[Extracted records]
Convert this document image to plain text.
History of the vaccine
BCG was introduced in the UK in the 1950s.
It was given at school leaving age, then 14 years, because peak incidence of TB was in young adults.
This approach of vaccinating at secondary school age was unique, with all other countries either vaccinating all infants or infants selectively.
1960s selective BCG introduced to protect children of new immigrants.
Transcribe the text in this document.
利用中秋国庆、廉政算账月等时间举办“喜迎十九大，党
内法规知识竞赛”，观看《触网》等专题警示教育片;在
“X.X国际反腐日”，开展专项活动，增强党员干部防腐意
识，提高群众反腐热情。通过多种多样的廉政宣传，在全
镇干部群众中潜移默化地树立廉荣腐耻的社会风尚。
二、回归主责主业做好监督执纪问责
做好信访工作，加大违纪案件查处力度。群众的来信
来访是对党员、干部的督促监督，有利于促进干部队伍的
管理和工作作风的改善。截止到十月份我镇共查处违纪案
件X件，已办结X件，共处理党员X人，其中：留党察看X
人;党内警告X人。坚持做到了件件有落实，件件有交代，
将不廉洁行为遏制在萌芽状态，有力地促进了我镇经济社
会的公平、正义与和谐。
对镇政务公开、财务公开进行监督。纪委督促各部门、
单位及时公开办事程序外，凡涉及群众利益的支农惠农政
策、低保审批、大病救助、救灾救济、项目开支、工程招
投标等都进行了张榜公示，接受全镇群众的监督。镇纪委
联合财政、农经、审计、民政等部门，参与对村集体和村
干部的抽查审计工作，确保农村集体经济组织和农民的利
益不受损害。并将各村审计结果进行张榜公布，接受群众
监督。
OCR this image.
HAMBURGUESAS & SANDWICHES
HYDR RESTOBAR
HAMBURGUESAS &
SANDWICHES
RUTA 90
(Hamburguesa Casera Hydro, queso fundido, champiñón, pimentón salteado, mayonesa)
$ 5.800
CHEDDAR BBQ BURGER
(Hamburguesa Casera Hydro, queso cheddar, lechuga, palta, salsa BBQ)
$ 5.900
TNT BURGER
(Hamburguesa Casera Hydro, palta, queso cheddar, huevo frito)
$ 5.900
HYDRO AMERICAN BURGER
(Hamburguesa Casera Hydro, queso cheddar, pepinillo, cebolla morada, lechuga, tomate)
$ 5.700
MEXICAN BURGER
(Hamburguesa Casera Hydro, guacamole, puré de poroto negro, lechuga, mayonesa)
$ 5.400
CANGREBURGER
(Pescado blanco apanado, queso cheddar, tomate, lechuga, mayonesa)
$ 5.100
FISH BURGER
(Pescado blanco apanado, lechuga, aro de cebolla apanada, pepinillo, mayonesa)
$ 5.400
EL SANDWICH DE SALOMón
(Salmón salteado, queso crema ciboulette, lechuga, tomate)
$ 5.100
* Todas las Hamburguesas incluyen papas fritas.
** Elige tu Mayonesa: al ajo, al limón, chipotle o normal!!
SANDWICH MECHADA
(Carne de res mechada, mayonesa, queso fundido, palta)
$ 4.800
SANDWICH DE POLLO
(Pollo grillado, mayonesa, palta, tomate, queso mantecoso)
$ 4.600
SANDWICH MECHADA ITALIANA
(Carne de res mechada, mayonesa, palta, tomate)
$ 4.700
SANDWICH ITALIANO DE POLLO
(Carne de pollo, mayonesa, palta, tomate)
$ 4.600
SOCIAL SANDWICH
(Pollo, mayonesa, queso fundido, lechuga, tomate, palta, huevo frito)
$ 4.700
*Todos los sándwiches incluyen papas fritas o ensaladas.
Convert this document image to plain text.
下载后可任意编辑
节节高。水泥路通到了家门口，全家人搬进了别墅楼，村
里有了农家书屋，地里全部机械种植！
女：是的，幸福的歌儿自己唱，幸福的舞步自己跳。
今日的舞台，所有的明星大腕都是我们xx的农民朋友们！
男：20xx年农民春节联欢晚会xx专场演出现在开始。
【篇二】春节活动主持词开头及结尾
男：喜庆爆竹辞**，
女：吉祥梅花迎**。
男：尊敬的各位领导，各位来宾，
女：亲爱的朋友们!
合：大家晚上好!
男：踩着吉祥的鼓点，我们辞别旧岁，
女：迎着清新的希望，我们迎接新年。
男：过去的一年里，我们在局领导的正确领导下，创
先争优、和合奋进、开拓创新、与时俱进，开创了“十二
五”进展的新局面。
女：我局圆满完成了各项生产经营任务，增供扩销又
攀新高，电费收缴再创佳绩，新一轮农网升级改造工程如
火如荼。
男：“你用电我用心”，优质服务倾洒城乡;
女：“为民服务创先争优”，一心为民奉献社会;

Task brief:
Quote, without alteration, the final stretch of the entries: the line with "OCR this image." onward to the last line.

Solution to the exercise:
OCR this image.
HAMBURGUESAS & SANDWICHES
HYDR RESTOBAR
HAMBURGUESAS &
SANDWICHES
RUTA 90
(Hamburguesa Casera Hydro, queso fundido, champiñón, pimentón salteado, mayonesa)
$ 5.800
CHEDDAR BBQ BURGER
(Hamburguesa Casera Hydro, queso cheddar, lechuga, palta, salsa BBQ)
$ 5.900
TNT BURGER
(Hamburguesa Casera Hydro, palta, queso cheddar, huevo frito)
$ 5.900
HYDRO AMERICAN BURGER
(Hamburguesa Casera Hydro, queso cheddar, pepinillo, cebolla morada, lechuga, tomate)
$ 5.700
MEXICAN BURGER
(Hamburguesa Casera Hydro, guacamole, puré de poroto negro, lechuga, mayonesa)
$ 5.400
CANGREBURGER
(Pescado blanco apanado, queso cheddar, tomate, lechuga, mayonesa)
$ 5.100
FISH BURGER
(Pescado blanco apanado, lechuga, aro de cebolla apanada, pepinillo, mayonesa)
$ 5.400
EL SANDWICH DE SALOMón
(Salmón salteado, queso crema ciboulette, lechuga, tomate)
$ 5.100
* Todas las Hamburguesas incluyen papas fritas.
** Elige tu Mayonesa: al ajo, al limón, chipotle o normal!!
SANDWICH MECHADA
(Carne de res mechada, mayonesa, queso fundido, palta)
$ 4.800
SANDWICH DE POLLO
(Pollo grillado, mayonesa, palta, tomate, queso mantecoso)
$ 4.600
SANDWICH MECHADA ITALIANA
(Carne de res mechada, mayonesa, palta, tomate)
$ 4.700
SANDWICH ITALIANO DE POLLO
(Carne de pollo, mayonesa, palta, tomate)
$ 4.600
SOCIAL SANDWICH
(Pollo, mayonesa, queso fundido, lechuga, tomate, palta, huevo frito)
$ 4.700
*Todos los sándwiches incluyen papas fritas o ensaladas.
Convert this document image to plain text.
下载后可任意编辑
节节高。水泥路通到了家门口，全家人搬进了别墅楼，村
里有了农家书屋，地里全部机械种植！
女：是的，幸福的歌儿自己唱，幸福的舞步自己跳。
今日的舞台，所有的明星大腕都是我们xx的农民朋友们！
男：20xx年农民春节联欢晚会xx专场演出现在开始。
【篇二】春节活动主持词开头及结尾
男：喜庆爆竹辞**，
女：吉祥梅花迎**。
男：尊敬的各位领导，各位来宾，
女：亲爱的朋友们!
合：大家晚上好!
男：踩着吉祥的鼓点，我们辞别旧岁，
女：迎着清新的希望，我们迎接新年。
男：过去的一年里，我们在局领导的正确领导下，创
先争优、和合奋进、开拓创新、与时俱进，开创了“十二
五”进展的新局面。
女：我局圆满完成了各项生产经营任务，增供扩销又
攀新高，电费收缴再创佳绩，新一轮农网升级改造工程如
火如荼。
男：“你用电我用心”，优质服务倾洒城乡;
女：“为民服务创先争优”，一心为民奉献社会;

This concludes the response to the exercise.